▸ **任务说明**
能把下面的全部条目逐字照录一遍吗？

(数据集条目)

______________________________

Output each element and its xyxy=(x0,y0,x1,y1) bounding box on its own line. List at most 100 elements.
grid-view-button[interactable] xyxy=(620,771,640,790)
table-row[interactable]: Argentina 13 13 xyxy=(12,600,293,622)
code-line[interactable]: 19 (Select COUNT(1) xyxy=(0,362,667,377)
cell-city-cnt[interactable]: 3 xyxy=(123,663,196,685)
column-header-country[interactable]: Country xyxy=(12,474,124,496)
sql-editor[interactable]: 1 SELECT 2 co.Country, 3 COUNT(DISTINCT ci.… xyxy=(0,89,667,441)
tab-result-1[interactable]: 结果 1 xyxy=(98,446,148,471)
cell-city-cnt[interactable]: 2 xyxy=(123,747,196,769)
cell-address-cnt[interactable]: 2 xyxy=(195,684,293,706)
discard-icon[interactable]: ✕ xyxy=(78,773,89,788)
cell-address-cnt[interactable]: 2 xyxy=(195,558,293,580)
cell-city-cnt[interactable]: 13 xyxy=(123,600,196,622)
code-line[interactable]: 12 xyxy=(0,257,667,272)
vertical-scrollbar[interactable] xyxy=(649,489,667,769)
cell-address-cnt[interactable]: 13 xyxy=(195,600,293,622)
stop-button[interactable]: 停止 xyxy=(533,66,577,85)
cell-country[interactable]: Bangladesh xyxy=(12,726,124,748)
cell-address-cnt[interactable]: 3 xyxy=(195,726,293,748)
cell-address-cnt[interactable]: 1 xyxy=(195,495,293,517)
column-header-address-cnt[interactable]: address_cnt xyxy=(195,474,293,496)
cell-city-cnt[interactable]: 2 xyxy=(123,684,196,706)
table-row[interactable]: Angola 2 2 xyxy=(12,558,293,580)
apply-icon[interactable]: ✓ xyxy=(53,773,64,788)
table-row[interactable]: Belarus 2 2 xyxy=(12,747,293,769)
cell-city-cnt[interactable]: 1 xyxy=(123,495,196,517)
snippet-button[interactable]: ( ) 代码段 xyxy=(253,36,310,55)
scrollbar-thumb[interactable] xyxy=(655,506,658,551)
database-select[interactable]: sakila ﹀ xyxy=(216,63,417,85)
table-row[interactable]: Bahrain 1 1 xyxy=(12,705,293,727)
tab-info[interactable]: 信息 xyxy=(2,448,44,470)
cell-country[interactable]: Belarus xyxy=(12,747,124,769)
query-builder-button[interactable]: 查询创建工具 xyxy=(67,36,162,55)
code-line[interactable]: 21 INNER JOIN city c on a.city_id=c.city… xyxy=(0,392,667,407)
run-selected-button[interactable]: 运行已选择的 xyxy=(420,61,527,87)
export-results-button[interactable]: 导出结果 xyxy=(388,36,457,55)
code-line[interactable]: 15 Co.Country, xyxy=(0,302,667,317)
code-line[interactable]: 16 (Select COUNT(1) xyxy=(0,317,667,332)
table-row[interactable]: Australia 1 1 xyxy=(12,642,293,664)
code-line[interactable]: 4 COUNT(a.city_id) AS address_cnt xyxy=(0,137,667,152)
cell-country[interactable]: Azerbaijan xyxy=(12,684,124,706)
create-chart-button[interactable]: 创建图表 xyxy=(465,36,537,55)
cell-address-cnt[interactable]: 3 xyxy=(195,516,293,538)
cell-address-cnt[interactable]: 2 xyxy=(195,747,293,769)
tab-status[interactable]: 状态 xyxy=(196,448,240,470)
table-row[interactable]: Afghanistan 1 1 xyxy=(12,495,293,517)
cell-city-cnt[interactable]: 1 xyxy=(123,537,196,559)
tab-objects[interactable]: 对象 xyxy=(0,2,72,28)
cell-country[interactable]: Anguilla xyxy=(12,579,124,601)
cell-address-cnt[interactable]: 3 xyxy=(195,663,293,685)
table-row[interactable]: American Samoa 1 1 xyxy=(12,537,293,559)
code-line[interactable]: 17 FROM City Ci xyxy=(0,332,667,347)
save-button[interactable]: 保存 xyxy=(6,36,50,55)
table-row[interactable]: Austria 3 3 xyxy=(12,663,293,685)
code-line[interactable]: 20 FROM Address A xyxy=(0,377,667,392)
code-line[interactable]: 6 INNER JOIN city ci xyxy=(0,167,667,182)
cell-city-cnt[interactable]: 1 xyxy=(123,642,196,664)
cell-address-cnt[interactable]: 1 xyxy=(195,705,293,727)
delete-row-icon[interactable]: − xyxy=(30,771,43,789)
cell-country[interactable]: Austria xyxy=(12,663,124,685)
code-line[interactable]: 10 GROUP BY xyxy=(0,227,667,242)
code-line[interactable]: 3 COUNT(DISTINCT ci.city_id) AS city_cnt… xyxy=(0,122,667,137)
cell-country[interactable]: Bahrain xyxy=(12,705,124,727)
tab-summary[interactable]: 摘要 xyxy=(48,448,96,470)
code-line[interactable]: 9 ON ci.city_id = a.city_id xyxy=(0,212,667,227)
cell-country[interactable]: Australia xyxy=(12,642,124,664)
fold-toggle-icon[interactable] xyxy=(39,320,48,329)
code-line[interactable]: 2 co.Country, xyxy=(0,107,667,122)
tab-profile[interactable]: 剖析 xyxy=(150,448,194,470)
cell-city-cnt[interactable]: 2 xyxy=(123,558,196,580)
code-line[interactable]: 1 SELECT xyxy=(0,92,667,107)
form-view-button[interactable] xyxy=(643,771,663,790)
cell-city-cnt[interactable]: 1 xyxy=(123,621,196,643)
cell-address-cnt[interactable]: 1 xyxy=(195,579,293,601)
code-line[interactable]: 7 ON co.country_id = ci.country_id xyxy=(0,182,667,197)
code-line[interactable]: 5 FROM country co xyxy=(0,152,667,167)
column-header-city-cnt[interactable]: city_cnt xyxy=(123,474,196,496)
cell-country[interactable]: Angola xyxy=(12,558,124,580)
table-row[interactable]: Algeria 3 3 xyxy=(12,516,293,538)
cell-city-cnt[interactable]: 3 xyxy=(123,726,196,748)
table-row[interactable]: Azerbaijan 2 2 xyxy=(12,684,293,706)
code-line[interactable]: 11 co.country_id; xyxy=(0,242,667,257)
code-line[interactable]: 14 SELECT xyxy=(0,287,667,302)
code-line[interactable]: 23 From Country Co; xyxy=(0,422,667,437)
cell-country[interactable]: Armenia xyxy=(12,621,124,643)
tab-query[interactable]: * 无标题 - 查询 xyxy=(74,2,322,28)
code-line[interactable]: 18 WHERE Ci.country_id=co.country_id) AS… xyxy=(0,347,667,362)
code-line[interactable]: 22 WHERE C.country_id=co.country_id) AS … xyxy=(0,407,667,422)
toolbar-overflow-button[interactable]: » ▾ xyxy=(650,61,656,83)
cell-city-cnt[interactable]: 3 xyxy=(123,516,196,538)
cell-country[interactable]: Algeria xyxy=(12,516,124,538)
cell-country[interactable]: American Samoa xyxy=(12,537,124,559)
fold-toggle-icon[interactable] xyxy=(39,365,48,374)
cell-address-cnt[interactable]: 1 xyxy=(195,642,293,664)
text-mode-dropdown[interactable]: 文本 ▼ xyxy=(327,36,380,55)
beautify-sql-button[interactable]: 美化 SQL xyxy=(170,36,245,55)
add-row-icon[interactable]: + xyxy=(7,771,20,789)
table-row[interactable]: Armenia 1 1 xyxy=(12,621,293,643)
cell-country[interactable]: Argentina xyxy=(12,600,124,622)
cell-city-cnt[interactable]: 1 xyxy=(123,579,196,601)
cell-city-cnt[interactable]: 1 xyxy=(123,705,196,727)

______________________________

▸ **本题回答**
Output each element and its xyxy=(x0,y0,x1,y1) bounding box on its own line. List at most 100 elements.
grid-view-button[interactable] xyxy=(620,771,640,790)
table-row[interactable]: Argentina 13 13 xyxy=(12,600,293,622)
code-line[interactable]: 19 (Select COUNT(1) xyxy=(0,362,667,377)
cell-city-cnt[interactable]: 3 xyxy=(123,663,196,685)
column-header-country[interactable]: Country xyxy=(12,474,124,496)
sql-editor[interactable]: 1 SELECT 2 co.Country, 3 COUNT(DISTINCT ci.… xyxy=(0,89,667,441)
tab-result-1[interactable]: 结果 1 xyxy=(98,446,148,471)
cell-city-cnt[interactable]: 2 xyxy=(123,747,196,769)
cell-address-cnt[interactable]: 2 xyxy=(195,684,293,706)
discard-icon[interactable]: ✕ xyxy=(78,773,89,788)
cell-address-cnt[interactable]: 2 xyxy=(195,558,293,580)
cell-city-cnt[interactable]: 13 xyxy=(123,600,196,622)
code-line[interactable]: 12 xyxy=(0,257,667,272)
vertical-scrollbar[interactable] xyxy=(649,489,667,769)
cell-address-cnt[interactable]: 13 xyxy=(195,600,293,622)
stop-button[interactable]: 停止 xyxy=(533,66,577,85)
cell-country[interactable]: Bangladesh xyxy=(12,726,124,748)
cell-address-cnt[interactable]: 3 xyxy=(195,726,293,748)
cell-address-cnt[interactable]: 1 xyxy=(195,495,293,517)
column-header-address-cnt[interactable]: address_cnt xyxy=(195,474,293,496)
cell-city-cnt[interactable]: 2 xyxy=(123,684,196,706)
table-row[interactable]: Angola 2 2 xyxy=(12,558,293,580)
apply-icon[interactable]: ✓ xyxy=(53,773,64,788)
table-row[interactable]: Belarus 2 2 xyxy=(12,747,293,769)
cell-city-cnt[interactable]: 1 xyxy=(123,495,196,517)
snippet-button[interactable]: ( ) 代码段 xyxy=(253,36,310,55)
scrollbar-thumb[interactable] xyxy=(655,506,658,551)
database-select[interactable]: sakila ﹀ xyxy=(216,63,417,85)
table-row[interactable]: Bahrain 1 1 xyxy=(12,705,293,727)
tab-info[interactable]: 信息 xyxy=(2,448,44,470)
cell-country[interactable]: Belarus xyxy=(12,747,124,769)
query-builder-button[interactable]: 查询创建工具 xyxy=(67,36,162,55)
code-line[interactable]: 21 INNER JOIN city c on a.city_id=c.city… xyxy=(0,392,667,407)
run-selected-button[interactable]: 运行已选择的 xyxy=(420,61,527,87)
export-results-button[interactable]: 导出结果 xyxy=(388,36,457,55)
code-line[interactable]: 15 Co.Country, xyxy=(0,302,667,317)
code-line[interactable]: 16 (Select COUNT(1) xyxy=(0,317,667,332)
table-row[interactable]: Australia 1 1 xyxy=(12,642,293,664)
code-line[interactable]: 4 COUNT(a.city_id) AS address_cnt xyxy=(0,137,667,152)
cell-country[interactable]: Azerbaijan xyxy=(12,684,124,706)
create-chart-button[interactable]: 创建图表 xyxy=(465,36,537,55)
cell-address-cnt[interactable]: 3 xyxy=(195,516,293,538)
cell-address-cnt[interactable]: 2 xyxy=(195,747,293,769)
tab-status[interactable]: 状态 xyxy=(196,448,240,470)
table-row[interactable]: Afghanistan 1 1 xyxy=(12,495,293,517)
cell-city-cnt[interactable]: 1 xyxy=(123,537,196,559)
tab-objects[interactable]: 对象 xyxy=(0,2,72,28)
cell-country[interactable]: Anguilla xyxy=(12,579,124,601)
cell-address-cnt[interactable]: 3 xyxy=(195,663,293,685)
table-row[interactable]: American Samoa 1 1 xyxy=(12,537,293,559)
code-line[interactable]: 17 FROM City Ci xyxy=(0,332,667,347)
save-button[interactable]: 保存 xyxy=(6,36,50,55)
table-row[interactable]: Austria 3 3 xyxy=(12,663,293,685)
code-line[interactable]: 20 FROM Address A xyxy=(0,377,667,392)
code-line[interactable]: 6 INNER JOIN city ci xyxy=(0,167,667,182)
cell-city-cnt[interactable]: 1 xyxy=(123,642,196,664)
cell-address-cnt[interactable]: 1 xyxy=(195,705,293,727)
delete-row-icon[interactable]: − xyxy=(30,771,43,789)
cell-country[interactable]: Austria xyxy=(12,663,124,685)
code-line[interactable]: 10 GROUP BY xyxy=(0,227,667,242)
code-line[interactable]: 3 COUNT(DISTINCT ci.city_id) AS city_cnt… xyxy=(0,122,667,137)
cell-country[interactable]: Bahrain xyxy=(12,705,124,727)
tab-summary[interactable]: 摘要 xyxy=(48,448,96,470)
code-line[interactable]: 9 ON ci.city_id = a.city_id xyxy=(0,212,667,227)
cell-country[interactable]: Australia xyxy=(12,642,124,664)
fold-toggle-icon[interactable] xyxy=(39,320,48,329)
code-line[interactable]: 2 co.Country, xyxy=(0,107,667,122)
tab-profile[interactable]: 剖析 xyxy=(150,448,194,470)
cell-city-cnt[interactable]: 2 xyxy=(123,558,196,580)
code-line[interactable]: 1 SELECT xyxy=(0,92,667,107)
form-view-button[interactable] xyxy=(643,771,663,790)
cell-city-cnt[interactable]: 1 xyxy=(123,621,196,643)
cell-address-cnt[interactable]: 1 xyxy=(195,579,293,601)
code-line[interactable]: 7 ON co.country_id = ci.country_id xyxy=(0,182,667,197)
code-line[interactable]: 5 FROM country co xyxy=(0,152,667,167)
column-header-city-cnt[interactable]: city_cnt xyxy=(123,474,196,496)
cell-country[interactable]: Angola xyxy=(12,558,124,580)
table-row[interactable]: Algeria 3 3 xyxy=(12,516,293,538)
cell-city-cnt[interactable]: 3 xyxy=(123,726,196,748)
table-row[interactable]: Azerbaijan 2 2 xyxy=(12,684,293,706)
code-line[interactable]: 11 co.country_id; xyxy=(0,242,667,257)
code-line[interactable]: 14 SELECT xyxy=(0,287,667,302)
code-line[interactable]: 23 From Country Co; xyxy=(0,422,667,437)
cell-country[interactable]: Armenia xyxy=(12,621,124,643)
tab-query[interactable]: * 无标题 - 查询 xyxy=(74,2,322,28)
code-line[interactable]: 18 WHERE Ci.country_id=co.country_id) AS… xyxy=(0,347,667,362)
code-line[interactable]: 22 WHERE C.country_id=co.country_id) AS … xyxy=(0,407,667,422)
toolbar-overflow-button[interactable]: » ▾ xyxy=(650,61,656,83)
cell-city-cnt[interactable]: 3 xyxy=(123,516,196,538)
cell-country[interactable]: Algeria xyxy=(12,516,124,538)
cell-country[interactable]: American Samoa xyxy=(12,537,124,559)
fold-toggle-icon[interactable] xyxy=(39,365,48,374)
cell-address-cnt[interactable]: 1 xyxy=(195,642,293,664)
text-mode-dropdown[interactable]: 文本 ▼ xyxy=(327,36,380,55)
beautify-sql-button[interactable]: 美化 SQL xyxy=(170,36,245,55)
add-row-icon[interactable]: + xyxy=(7,771,20,789)
table-row[interactable]: Armenia 1 1 xyxy=(12,621,293,643)
cell-country[interactable]: Argentina xyxy=(12,600,124,622)
cell-city-cnt[interactable]: 1 xyxy=(123,579,196,601)
cell-city-cnt[interactable]: 1 xyxy=(123,705,196,727)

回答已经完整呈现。